## PROMPT
The exercise asks you to copy every line below in which "علينا" appears.

## DATA ROWS

------------------------------------

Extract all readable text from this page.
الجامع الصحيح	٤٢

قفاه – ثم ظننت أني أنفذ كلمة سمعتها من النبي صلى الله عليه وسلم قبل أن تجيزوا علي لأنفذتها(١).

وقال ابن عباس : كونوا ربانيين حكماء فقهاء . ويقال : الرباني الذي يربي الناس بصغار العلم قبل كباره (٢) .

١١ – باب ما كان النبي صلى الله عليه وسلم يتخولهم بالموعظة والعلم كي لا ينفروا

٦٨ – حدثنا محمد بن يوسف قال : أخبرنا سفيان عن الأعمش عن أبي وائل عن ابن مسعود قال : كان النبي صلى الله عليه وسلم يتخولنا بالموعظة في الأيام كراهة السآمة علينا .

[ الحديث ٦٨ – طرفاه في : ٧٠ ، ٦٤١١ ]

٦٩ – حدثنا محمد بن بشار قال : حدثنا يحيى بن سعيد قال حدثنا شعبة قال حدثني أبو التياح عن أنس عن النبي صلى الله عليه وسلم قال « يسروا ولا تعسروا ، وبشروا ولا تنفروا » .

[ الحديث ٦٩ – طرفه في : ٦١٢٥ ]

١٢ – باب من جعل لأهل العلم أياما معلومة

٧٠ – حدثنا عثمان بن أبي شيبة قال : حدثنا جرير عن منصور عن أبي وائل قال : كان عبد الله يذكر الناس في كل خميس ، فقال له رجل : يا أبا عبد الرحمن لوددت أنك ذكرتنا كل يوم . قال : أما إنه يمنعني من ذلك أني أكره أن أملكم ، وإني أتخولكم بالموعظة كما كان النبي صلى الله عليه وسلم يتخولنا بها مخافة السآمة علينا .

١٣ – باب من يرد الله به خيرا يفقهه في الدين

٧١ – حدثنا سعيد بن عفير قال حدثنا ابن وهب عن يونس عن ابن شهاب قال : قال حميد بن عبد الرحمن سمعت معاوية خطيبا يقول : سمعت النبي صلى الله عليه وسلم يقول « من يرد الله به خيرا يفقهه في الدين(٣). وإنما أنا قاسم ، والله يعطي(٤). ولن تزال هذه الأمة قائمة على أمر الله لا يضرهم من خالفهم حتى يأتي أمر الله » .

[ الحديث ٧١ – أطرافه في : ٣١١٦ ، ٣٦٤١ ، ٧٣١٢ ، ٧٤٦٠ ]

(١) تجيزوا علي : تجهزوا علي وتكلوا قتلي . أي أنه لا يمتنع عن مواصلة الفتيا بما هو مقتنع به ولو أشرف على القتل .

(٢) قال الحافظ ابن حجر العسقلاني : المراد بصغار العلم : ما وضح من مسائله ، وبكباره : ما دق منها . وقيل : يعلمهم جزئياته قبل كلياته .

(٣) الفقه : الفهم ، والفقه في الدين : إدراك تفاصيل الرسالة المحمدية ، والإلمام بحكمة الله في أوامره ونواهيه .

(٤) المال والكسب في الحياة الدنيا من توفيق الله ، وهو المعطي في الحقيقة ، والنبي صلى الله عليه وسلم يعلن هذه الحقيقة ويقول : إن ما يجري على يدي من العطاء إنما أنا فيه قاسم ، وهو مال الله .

------------------------------------

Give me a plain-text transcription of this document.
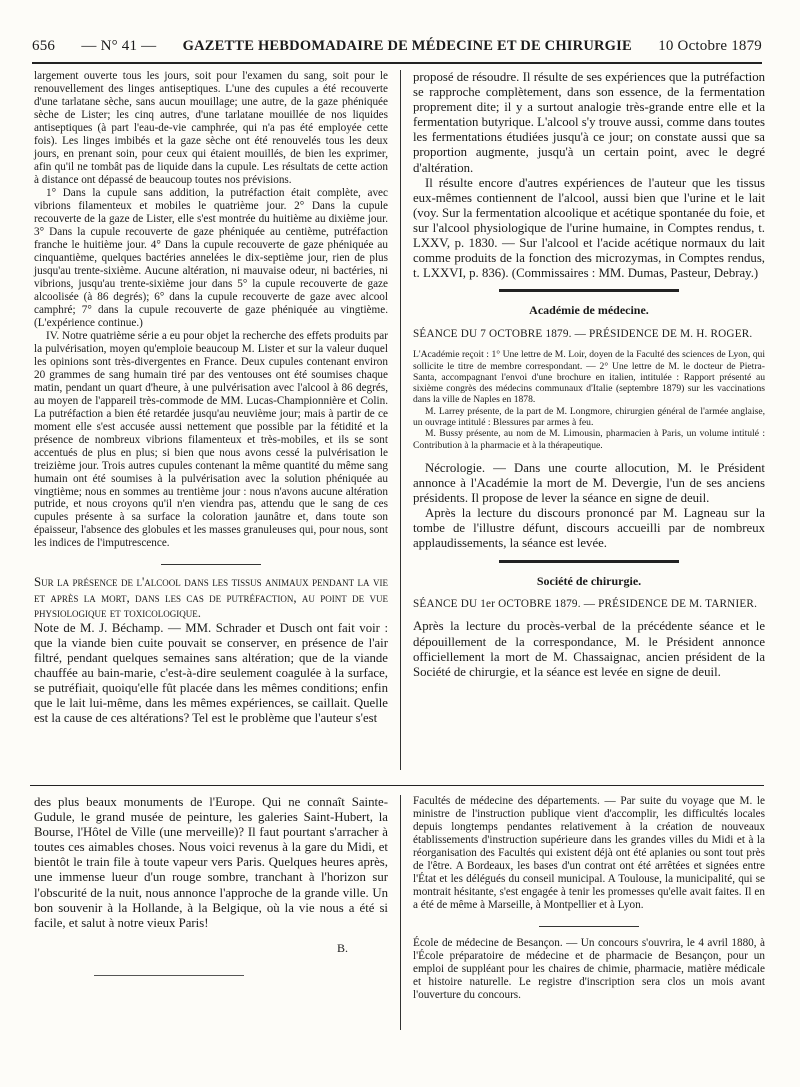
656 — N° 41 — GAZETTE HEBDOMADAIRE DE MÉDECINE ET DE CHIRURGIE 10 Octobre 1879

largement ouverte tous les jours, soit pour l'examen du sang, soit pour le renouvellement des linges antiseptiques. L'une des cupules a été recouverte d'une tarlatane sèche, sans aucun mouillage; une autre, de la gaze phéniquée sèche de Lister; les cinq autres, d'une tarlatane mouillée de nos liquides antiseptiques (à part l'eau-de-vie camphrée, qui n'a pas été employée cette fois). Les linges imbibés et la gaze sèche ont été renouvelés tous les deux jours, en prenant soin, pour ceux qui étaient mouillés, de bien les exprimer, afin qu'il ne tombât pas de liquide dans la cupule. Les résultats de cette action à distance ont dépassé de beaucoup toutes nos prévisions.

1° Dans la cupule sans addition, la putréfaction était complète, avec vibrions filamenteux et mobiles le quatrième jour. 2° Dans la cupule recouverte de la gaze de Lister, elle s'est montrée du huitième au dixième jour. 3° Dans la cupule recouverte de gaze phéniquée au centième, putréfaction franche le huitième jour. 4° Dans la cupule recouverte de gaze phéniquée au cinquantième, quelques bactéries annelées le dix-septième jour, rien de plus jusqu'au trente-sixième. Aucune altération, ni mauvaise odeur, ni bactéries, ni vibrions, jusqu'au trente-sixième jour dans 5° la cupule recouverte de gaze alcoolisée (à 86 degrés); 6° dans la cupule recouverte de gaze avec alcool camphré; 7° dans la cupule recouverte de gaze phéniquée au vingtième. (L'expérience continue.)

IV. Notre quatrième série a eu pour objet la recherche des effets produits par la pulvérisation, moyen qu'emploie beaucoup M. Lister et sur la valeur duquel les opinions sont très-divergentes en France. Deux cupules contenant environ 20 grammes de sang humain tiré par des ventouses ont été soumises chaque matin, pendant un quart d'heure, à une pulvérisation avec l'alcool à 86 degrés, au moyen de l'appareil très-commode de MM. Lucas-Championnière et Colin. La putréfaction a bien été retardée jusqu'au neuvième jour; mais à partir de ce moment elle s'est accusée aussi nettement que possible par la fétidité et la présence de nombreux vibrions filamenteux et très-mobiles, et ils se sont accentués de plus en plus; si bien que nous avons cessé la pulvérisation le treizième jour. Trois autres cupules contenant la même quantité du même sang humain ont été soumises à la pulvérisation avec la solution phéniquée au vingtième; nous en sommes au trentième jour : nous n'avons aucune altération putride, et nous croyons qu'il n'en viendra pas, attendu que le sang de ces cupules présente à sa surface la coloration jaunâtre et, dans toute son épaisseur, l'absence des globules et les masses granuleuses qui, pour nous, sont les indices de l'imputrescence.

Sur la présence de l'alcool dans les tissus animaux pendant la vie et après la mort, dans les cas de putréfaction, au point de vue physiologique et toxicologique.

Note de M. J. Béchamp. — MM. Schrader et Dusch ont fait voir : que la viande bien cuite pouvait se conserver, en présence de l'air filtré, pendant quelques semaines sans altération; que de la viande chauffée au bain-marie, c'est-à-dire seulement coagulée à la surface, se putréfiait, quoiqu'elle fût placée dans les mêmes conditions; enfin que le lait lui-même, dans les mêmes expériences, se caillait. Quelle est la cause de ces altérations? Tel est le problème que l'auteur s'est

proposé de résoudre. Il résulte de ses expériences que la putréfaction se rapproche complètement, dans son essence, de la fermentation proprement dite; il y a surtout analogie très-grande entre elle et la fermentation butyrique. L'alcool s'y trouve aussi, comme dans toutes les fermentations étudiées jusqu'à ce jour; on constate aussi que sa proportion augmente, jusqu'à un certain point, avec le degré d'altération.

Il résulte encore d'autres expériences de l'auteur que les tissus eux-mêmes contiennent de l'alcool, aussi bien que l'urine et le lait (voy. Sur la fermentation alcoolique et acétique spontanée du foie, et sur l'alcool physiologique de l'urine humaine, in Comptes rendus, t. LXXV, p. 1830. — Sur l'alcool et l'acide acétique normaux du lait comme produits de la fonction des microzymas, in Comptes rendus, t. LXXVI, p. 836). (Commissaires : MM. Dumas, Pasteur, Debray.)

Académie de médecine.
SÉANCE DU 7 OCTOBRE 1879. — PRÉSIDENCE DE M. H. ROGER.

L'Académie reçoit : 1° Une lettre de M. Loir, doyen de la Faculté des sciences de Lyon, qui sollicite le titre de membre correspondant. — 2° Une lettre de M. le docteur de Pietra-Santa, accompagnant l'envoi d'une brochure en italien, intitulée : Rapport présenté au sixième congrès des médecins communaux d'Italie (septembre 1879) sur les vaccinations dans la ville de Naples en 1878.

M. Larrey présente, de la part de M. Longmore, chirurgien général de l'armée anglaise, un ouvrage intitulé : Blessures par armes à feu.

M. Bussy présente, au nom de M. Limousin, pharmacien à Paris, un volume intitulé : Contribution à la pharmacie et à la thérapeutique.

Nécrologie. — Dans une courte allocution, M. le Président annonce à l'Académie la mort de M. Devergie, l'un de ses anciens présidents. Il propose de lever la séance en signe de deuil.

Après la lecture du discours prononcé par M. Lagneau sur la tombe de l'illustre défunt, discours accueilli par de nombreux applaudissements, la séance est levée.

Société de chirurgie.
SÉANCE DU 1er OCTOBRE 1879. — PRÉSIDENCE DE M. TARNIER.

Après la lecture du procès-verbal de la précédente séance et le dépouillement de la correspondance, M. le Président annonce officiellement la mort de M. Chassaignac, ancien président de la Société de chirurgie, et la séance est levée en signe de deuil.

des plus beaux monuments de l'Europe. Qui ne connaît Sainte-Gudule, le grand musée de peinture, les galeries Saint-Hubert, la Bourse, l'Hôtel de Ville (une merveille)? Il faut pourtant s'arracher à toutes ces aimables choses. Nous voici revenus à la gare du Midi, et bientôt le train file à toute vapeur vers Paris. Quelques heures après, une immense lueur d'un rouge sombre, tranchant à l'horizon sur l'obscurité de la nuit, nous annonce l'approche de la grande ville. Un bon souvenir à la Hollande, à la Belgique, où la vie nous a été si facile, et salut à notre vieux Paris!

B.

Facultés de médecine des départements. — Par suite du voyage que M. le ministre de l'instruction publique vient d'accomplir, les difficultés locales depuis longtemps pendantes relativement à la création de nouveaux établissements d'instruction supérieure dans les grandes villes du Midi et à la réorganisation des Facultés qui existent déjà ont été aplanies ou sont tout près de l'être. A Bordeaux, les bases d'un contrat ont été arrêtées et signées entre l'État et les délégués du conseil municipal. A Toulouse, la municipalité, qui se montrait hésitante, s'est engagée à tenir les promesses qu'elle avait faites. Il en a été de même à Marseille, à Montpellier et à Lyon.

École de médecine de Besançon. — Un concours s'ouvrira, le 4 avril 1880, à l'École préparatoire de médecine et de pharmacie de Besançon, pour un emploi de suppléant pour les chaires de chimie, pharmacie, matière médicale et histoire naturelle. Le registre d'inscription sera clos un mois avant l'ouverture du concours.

------------------------------------

## REPLY
٦٨ – حدثنا محمد بن يوسف قال : أخبرنا سفيان عن الأعمش عن أبي وائل عن ابن مسعود قال : كان النبي صلى الله عليه وسلم يتخولنا بالموعظة في الأيام كراهة السآمة علينا .
٧٠ – حدثنا عثمان بن أبي شيبة قال : حدثنا جرير عن منصور عن أبي وائل قال : كان عبد الله يذكر الناس في كل خميس ، فقال له رجل : يا أبا عبد الرحمن لوددت أنك ذكرتنا كل يوم . قال : أما إنه يمنعني من ذلك أني أكره أن أملكم ، وإني أتخولكم بالموعظة كما كان النبي صلى الله عليه وسلم يتخولنا بها مخافة السآمة علينا .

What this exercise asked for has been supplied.